RECORDS SUPPLIED
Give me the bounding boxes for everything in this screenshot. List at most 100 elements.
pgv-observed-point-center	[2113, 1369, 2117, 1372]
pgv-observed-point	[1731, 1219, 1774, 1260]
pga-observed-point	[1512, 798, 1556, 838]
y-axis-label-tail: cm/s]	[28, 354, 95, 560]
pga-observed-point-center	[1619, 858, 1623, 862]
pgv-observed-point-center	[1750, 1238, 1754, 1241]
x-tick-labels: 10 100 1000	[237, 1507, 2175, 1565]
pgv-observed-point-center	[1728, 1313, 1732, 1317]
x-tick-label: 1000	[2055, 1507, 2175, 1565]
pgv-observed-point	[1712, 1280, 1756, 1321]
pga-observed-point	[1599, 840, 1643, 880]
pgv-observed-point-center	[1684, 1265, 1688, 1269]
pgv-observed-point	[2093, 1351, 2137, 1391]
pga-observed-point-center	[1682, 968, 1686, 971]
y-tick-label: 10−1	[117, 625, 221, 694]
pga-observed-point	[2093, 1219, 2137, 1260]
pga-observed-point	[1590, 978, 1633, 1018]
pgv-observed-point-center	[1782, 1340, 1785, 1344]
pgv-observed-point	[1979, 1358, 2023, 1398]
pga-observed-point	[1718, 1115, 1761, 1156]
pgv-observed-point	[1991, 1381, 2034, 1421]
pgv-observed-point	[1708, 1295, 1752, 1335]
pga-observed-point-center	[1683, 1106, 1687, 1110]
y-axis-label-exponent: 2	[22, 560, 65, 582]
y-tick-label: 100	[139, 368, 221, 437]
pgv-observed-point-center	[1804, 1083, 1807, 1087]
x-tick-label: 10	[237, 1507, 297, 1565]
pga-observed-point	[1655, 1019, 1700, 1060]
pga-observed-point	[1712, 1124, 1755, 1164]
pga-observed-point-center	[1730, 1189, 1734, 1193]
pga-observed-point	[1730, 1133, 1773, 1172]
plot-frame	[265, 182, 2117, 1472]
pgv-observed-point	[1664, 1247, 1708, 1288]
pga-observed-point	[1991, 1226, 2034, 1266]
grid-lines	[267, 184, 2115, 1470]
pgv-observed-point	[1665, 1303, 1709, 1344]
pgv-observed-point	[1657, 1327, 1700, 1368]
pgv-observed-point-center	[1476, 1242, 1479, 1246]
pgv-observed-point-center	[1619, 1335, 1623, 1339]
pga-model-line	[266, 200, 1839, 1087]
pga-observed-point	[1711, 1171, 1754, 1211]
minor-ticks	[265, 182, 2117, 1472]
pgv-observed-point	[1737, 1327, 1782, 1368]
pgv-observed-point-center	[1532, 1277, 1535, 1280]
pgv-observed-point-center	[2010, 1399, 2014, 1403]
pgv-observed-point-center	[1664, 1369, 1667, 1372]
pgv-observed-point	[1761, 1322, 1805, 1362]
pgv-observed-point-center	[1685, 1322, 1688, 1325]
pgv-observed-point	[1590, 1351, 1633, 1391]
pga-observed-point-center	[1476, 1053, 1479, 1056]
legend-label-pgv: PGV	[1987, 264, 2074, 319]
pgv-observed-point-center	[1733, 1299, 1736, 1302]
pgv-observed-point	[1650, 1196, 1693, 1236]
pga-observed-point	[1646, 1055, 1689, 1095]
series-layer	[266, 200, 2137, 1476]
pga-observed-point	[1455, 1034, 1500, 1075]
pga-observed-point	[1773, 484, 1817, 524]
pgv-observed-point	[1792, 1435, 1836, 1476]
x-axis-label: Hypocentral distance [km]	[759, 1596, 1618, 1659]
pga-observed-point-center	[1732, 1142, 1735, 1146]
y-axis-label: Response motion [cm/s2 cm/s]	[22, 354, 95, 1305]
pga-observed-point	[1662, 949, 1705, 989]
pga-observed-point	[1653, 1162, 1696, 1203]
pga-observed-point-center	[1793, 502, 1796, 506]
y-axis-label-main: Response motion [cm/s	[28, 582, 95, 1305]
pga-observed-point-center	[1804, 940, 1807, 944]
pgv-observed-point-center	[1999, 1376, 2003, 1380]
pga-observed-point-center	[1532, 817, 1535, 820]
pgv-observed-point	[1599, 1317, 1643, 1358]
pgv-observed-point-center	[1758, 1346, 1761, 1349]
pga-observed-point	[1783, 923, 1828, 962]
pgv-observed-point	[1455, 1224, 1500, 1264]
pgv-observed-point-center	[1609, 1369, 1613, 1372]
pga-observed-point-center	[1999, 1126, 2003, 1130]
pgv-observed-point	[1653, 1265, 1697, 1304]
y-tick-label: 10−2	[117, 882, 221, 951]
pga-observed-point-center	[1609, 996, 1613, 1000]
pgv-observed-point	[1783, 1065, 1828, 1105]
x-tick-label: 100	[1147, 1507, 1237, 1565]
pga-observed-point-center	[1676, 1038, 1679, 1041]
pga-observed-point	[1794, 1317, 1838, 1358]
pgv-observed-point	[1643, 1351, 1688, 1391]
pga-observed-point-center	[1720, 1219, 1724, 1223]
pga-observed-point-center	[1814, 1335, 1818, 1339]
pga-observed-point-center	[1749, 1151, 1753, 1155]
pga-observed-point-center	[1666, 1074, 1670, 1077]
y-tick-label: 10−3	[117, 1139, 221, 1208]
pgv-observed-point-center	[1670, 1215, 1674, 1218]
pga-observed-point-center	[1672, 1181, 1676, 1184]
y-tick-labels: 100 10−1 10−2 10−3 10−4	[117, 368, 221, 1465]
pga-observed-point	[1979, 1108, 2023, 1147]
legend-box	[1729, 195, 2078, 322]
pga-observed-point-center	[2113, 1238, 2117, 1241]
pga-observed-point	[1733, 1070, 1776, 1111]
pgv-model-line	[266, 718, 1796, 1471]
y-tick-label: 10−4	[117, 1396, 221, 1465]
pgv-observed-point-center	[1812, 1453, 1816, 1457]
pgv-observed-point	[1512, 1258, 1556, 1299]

TASK DIRECTIONS
Reproduce the material above word for word, keeping every line in its original order.

RESULT
Give me the bounding boxes for everything in this screenshot. List at most 100 elements.
pgv-observed-point-center	[2113, 1369, 2117, 1372]
pgv-observed-point	[1731, 1219, 1774, 1260]
pga-observed-point	[1512, 798, 1556, 838]
y-axis-label-tail: cm/s]	[28, 354, 95, 560]
pga-observed-point-center	[1619, 858, 1623, 862]
pgv-observed-point-center	[1750, 1238, 1754, 1241]
x-tick-labels: 10 100 1000	[237, 1507, 2175, 1565]
pgv-observed-point-center	[1728, 1313, 1732, 1317]
x-tick-label: 1000	[2055, 1507, 2175, 1565]
pgv-observed-point	[1712, 1280, 1756, 1321]
pga-observed-point	[1599, 840, 1643, 880]
pgv-observed-point-center	[1684, 1265, 1688, 1269]
pgv-observed-point	[2093, 1351, 2137, 1391]
pga-observed-point-center	[1682, 968, 1686, 971]
y-tick-label: 10−1	[117, 625, 221, 694]
pga-observed-point	[2093, 1219, 2137, 1260]
pga-observed-point	[1590, 978, 1633, 1018]
pgv-observed-point-center	[1782, 1340, 1785, 1344]
pgv-observed-point	[1979, 1358, 2023, 1398]
pga-observed-point	[1718, 1115, 1761, 1156]
pgv-observed-point	[1991, 1381, 2034, 1421]
pgv-observed-point	[1708, 1295, 1752, 1335]
pga-observed-point-center	[1683, 1106, 1687, 1110]
y-axis-label-exponent: 2	[22, 560, 65, 582]
y-tick-label: 100	[139, 368, 221, 437]
pgv-observed-point-center	[1804, 1083, 1807, 1087]
x-tick-label: 10	[237, 1507, 297, 1565]
pga-observed-point	[1655, 1019, 1700, 1060]
pga-observed-point	[1712, 1124, 1755, 1164]
pga-observed-point-center	[1730, 1189, 1734, 1193]
pga-observed-point	[1730, 1133, 1773, 1172]
plot-frame	[265, 182, 2117, 1472]
pgv-observed-point	[1664, 1247, 1708, 1288]
pga-observed-point	[1991, 1226, 2034, 1266]
grid-lines	[267, 184, 2115, 1470]
pgv-observed-point	[1665, 1303, 1709, 1344]
pgv-observed-point	[1657, 1327, 1700, 1368]
pgv-observed-point-center	[1476, 1242, 1479, 1246]
pgv-observed-point-center	[1619, 1335, 1623, 1339]
pga-model-line	[266, 200, 1839, 1087]
pga-observed-point	[1711, 1171, 1754, 1211]
minor-ticks	[265, 182, 2117, 1472]
pgv-observed-point	[1737, 1327, 1782, 1368]
pgv-observed-point-center	[1532, 1277, 1535, 1280]
pgv-observed-point-center	[2010, 1399, 2014, 1403]
pgv-observed-point-center	[1664, 1369, 1667, 1372]
pgv-observed-point	[1761, 1322, 1805, 1362]
pgv-observed-point-center	[1685, 1322, 1688, 1325]
pgv-observed-point	[1590, 1351, 1633, 1391]
pga-observed-point-center	[1476, 1053, 1479, 1056]
legend-label-pgv: PGV	[1987, 264, 2074, 319]
pgv-observed-point-center	[1733, 1299, 1736, 1302]
pgv-observed-point	[1650, 1196, 1693, 1236]
pga-observed-point	[1646, 1055, 1689, 1095]
series-layer	[266, 200, 2137, 1476]
pga-observed-point	[1455, 1034, 1500, 1075]
pga-observed-point	[1773, 484, 1817, 524]
pgv-observed-point	[1792, 1435, 1836, 1476]
x-axis-label: Hypocentral distance [km]	[759, 1596, 1618, 1659]
pga-observed-point-center	[1732, 1142, 1735, 1146]
y-axis-label: Response motion [cm/s2 cm/s]	[22, 354, 95, 1305]
pga-observed-point	[1662, 949, 1705, 989]
pga-observed-point	[1653, 1162, 1696, 1203]
pga-observed-point-center	[1793, 502, 1796, 506]
y-axis-label-main: Response motion [cm/s	[28, 582, 95, 1305]
pga-observed-point-center	[1804, 940, 1807, 944]
pgv-observed-point-center	[1999, 1376, 2003, 1380]
pga-observed-point-center	[1532, 817, 1535, 820]
pgv-observed-point	[1599, 1317, 1643, 1358]
pgv-observed-point-center	[1758, 1346, 1761, 1349]
pga-observed-point	[1783, 923, 1828, 962]
pgv-observed-point	[1455, 1224, 1500, 1264]
pgv-observed-point-center	[1609, 1369, 1613, 1372]
pga-observed-point-center	[1999, 1126, 2003, 1130]
pgv-observed-point	[1653, 1265, 1697, 1304]
y-tick-label: 10−2	[117, 882, 221, 951]
pga-observed-point-center	[1609, 996, 1613, 1000]
pgv-observed-point	[1783, 1065, 1828, 1105]
x-tick-label: 100	[1147, 1507, 1237, 1565]
pga-observed-point-center	[1676, 1038, 1679, 1041]
pga-observed-point	[1794, 1317, 1838, 1358]
pgv-observed-point	[1643, 1351, 1688, 1391]
pga-observed-point-center	[1720, 1219, 1724, 1223]
pga-observed-point-center	[1814, 1335, 1818, 1339]
pga-observed-point-center	[1749, 1151, 1753, 1155]
pga-observed-point-center	[1666, 1074, 1670, 1077]
y-tick-label: 10−3	[117, 1139, 221, 1208]
pgv-observed-point-center	[1670, 1215, 1674, 1218]
pga-observed-point-center	[1672, 1181, 1676, 1184]
y-tick-labels: 100 10−1 10−2 10−3 10−4	[117, 368, 221, 1465]
pga-observed-point	[1979, 1108, 2023, 1147]
legend-box	[1729, 195, 2078, 322]
pga-observed-point-center	[2113, 1238, 2117, 1241]
pga-observed-point	[1733, 1070, 1776, 1111]
pgv-model-line	[266, 718, 1796, 1471]
y-tick-label: 10−4	[117, 1396, 221, 1465]
pgv-observed-point-center	[1812, 1453, 1816, 1457]
pgv-observed-point	[1512, 1258, 1556, 1299]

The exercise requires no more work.